▸ Requirements
Write out the whole listing again, exactly as given.

* Start *

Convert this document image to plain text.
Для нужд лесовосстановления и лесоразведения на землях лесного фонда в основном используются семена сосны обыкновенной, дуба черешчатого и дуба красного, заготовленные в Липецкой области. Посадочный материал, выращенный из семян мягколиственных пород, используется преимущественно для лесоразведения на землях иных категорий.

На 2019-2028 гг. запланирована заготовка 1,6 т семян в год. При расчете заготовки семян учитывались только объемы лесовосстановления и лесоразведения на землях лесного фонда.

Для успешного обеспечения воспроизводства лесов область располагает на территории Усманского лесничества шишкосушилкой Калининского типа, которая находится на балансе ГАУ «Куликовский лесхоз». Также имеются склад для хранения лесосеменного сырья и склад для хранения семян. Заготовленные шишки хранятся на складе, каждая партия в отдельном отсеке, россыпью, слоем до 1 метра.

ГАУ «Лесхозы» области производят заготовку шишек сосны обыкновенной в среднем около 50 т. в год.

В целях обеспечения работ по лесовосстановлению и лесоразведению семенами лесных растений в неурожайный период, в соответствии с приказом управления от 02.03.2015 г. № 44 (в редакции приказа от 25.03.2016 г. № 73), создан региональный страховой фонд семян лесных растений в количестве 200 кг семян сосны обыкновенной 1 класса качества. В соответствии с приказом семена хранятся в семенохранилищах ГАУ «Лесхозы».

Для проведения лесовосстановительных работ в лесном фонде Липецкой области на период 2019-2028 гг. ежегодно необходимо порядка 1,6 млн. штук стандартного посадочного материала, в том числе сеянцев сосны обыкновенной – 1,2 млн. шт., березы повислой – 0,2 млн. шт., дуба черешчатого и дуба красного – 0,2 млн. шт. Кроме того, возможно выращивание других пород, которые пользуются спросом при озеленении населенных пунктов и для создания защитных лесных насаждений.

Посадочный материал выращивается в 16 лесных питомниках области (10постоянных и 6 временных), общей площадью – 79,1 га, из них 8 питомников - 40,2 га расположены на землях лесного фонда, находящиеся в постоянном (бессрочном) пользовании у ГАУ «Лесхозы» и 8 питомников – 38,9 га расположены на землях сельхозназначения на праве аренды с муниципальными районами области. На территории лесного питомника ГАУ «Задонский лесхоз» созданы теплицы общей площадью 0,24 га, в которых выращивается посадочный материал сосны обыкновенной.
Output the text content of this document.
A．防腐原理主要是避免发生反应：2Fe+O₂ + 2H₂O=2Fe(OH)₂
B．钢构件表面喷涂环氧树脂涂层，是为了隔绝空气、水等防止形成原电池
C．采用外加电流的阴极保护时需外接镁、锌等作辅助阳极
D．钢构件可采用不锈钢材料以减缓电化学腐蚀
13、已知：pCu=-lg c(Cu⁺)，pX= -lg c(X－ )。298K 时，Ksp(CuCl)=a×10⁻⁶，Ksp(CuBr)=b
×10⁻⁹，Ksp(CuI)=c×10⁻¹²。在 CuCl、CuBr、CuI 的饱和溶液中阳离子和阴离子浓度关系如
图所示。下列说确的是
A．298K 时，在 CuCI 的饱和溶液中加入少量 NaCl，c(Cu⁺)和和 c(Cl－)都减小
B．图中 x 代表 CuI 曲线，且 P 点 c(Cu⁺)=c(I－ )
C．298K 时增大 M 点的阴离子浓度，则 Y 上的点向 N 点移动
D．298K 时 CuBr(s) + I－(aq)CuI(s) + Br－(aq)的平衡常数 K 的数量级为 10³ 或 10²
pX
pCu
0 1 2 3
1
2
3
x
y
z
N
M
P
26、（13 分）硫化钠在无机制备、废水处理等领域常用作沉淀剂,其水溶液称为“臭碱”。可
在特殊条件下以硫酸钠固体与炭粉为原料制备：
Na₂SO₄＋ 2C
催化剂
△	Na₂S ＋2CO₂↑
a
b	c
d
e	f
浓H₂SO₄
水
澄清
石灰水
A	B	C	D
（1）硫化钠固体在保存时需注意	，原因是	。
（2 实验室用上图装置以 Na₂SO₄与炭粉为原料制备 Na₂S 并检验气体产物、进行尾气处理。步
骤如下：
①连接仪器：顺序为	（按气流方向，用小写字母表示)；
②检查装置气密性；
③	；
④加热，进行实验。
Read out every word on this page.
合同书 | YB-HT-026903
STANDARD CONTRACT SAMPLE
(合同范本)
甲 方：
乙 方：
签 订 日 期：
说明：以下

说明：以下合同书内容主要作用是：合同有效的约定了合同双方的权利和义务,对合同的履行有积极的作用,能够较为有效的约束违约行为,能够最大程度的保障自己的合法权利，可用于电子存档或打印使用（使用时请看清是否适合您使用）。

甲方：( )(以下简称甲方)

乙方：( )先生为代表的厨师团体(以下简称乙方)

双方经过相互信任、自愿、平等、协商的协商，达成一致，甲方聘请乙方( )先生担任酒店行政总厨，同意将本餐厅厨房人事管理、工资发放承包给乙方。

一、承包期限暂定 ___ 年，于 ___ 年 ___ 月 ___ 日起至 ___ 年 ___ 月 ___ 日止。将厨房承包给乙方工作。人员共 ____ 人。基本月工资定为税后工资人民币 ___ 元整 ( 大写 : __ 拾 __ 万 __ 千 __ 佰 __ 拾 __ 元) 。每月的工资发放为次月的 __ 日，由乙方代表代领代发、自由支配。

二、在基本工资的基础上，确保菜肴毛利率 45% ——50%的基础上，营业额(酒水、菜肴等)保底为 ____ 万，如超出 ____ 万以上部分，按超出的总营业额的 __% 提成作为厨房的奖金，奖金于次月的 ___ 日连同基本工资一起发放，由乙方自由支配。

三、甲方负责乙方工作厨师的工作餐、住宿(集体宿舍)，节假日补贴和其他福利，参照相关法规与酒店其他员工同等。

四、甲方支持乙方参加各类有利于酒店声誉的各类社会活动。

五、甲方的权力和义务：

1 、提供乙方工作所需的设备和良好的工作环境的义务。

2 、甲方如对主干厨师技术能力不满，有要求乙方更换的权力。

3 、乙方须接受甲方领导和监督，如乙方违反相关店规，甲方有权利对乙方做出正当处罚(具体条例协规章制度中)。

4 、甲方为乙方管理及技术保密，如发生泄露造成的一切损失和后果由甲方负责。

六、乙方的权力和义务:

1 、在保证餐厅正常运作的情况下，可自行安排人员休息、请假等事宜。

* End *

▸ Output of the exercise
Convert this document image to plain text.
Для нужд лесовосстановления и лесоразведения на землях лесного фонда в основном используются семена сосны обыкновенной, дуба черешчатого и дуба красного, заготовленные в Липецкой области. Посадочный материал, выращенный из семян мягколиственных пород, используется преимущественно для лесоразведения на землях иных категорий.

На 2019-2028 гг. запланирована заготовка 1,6 т семян в год. При расчете заготовки семян учитывались только объемы лесовосстановления и лесоразведения на землях лесного фонда.

Для успешного обеспечения воспроизводства лесов область располагает на территории Усманского лесничества шишкосушилкой Калининского типа, которая находится на балансе ГАУ «Куликовский лесхоз». Также имеются склад для хранения лесосеменного сырья и склад для хранения семян. Заготовленные шишки хранятся на складе, каждая партия в отдельном отсеке, россыпью, слоем до 1 метра.

ГАУ «Лесхозы» области производят заготовку шишек сосны обыкновенной в среднем около 50 т. в год.

В целях обеспечения работ по лесовосстановлению и лесоразведению семенами лесных растений в неурожайный период, в соответствии с приказом управления от 02.03.2015 г. № 44 (в редакции приказа от 25.03.2016 г. № 73), создан региональный страховой фонд семян лесных растений в количестве 200 кг семян сосны обыкновенной 1 класса качества. В соответствии с приказом семена хранятся в семенохранилищах ГАУ «Лесхозы».

Для проведения лесовосстановительных работ в лесном фонде Липецкой области на период 2019-2028 гг. ежегодно необходимо порядка 1,6 млн. штук стандартного посадочного материала, в том числе сеянцев сосны обыкновенной – 1,2 млн. шт., березы повислой – 0,2 млн. шт., дуба черешчатого и дуба красного – 0,2 млн. шт. Кроме того, возможно выращивание других пород, которые пользуются спросом при озеленении населенных пунктов и для создания защитных лесных насаждений.

Посадочный материал выращивается в 16 лесных питомниках области (10постоянных и 6 временных), общей площадью – 79,1 га, из них 8 питомников - 40,2 га расположены на землях лесного фонда, находящиеся в постоянном (бессрочном) пользовании у ГАУ «Лесхозы» и 8 питомников – 38,9 га расположены на землях сельхозназначения на праве аренды с муниципальными районами области. На территории лесного питомника ГАУ «Задонский лесхоз» созданы теплицы общей площадью 0,24 га, в которых выращивается посадочный материал сосны обыкновенной.
Output the text content of this document.
A．防腐原理主要是避免发生反应：2Fe+O₂ + 2H₂O=2Fe(OH)₂
B．钢构件表面喷涂环氧树脂涂层，是为了隔绝空气、水等防止形成原电池
C．采用外加电流的阴极保护时需外接镁、锌等作辅助阳极
D．钢构件可采用不锈钢材料以减缓电化学腐蚀
13、已知：pCu=-lg c(Cu⁺)，pX= -lg c(X－ )。298K 时，Ksp(CuCl)=a×10⁻⁶，Ksp(CuBr)=b
×10⁻⁹，Ksp(CuI)=c×10⁻¹²。在 CuCl、CuBr、CuI 的饱和溶液中阳离子和阴离子浓度关系如
图所示。下列说确的是
A．298K 时，在 CuCI 的饱和溶液中加入少量 NaCl，c(Cu⁺)和和 c(Cl－)都减小
B．图中 x 代表 CuI 曲线，且 P 点 c(Cu⁺)=c(I－ )
C．298K 时增大 M 点的阴离子浓度，则 Y 上的点向 N 点移动
D．298K 时 CuBr(s) + I－(aq)CuI(s) + Br－(aq)的平衡常数 K 的数量级为 10³ 或 10²
pX
pCu
0 1 2 3
1
2
3
x
y
z
N
M
P
26、（13 分）硫化钠在无机制备、废水处理等领域常用作沉淀剂,其水溶液称为“臭碱”。可
在特殊条件下以硫酸钠固体与炭粉为原料制备：
Na₂SO₄＋ 2C
催化剂
△	Na₂S ＋2CO₂↑
a
b	c
d
e	f
浓H₂SO₄
水
澄清
石灰水
A	B	C	D
（1）硫化钠固体在保存时需注意	，原因是	。
（2 实验室用上图装置以 Na₂SO₄与炭粉为原料制备 Na₂S 并检验气体产物、进行尾气处理。步
骤如下：
①连接仪器：顺序为	（按气流方向，用小写字母表示)；
②检查装置气密性；
③	；
④加热，进行实验。
Read out every word on this page.
合同书 | YB-HT-026903
STANDARD CONTRACT SAMPLE
(合同范本)
甲 方：
乙 方：
签 订 日 期：
说明：以下

说明：以下合同书内容主要作用是：合同有效的约定了合同双方的权利和义务,对合同的履行有积极的作用,能够较为有效的约束违约行为,能够最大程度的保障自己的合法权利，可用于电子存档或打印使用（使用时请看清是否适合您使用）。

甲方：( )(以下简称甲方)

乙方：( )先生为代表的厨师团体(以下简称乙方)

双方经过相互信任、自愿、平等、协商的协商，达成一致，甲方聘请乙方( )先生担任酒店行政总厨，同意将本餐厅厨房人事管理、工资发放承包给乙方。

一、承包期限暂定 ___ 年，于 ___ 年 ___ 月 ___ 日起至 ___ 年 ___ 月 ___ 日止。将厨房承包给乙方工作。人员共 ____ 人。基本月工资定为税后工资人民币 ___ 元整 ( 大写 : __ 拾 __ 万 __ 千 __ 佰 __ 拾 __ 元) 。每月的工资发放为次月的 __ 日，由乙方代表代领代发、自由支配。

二、在基本工资的基础上，确保菜肴毛利率 45% ——50%的基础上，营业额(酒水、菜肴等)保底为 ____ 万，如超出 ____ 万以上部分，按超出的总营业额的 __% 提成作为厨房的奖金，奖金于次月的 ___ 日连同基本工资一起发放，由乙方自由支配。

三、甲方负责乙方工作厨师的工作餐、住宿(集体宿舍)，节假日补贴和其他福利，参照相关法规与酒店其他员工同等。

四、甲方支持乙方参加各类有利于酒店声誉的各类社会活动。

五、甲方的权力和义务：

1 、提供乙方工作所需的设备和良好的工作环境的义务。

2 、甲方如对主干厨师技术能力不满，有要求乙方更换的权力。

3 、乙方须接受甲方领导和监督，如乙方违反相关店规，甲方有权利对乙方做出正当处罚(具体条例协规章制度中)。

4 、甲方为乙方管理及技术保密，如发生泄露造成的一切损失和后果由甲方负责。

六、乙方的权力和义务:

1 、在保证餐厅正常运作的情况下，可自行安排人员休息、请假等事宜。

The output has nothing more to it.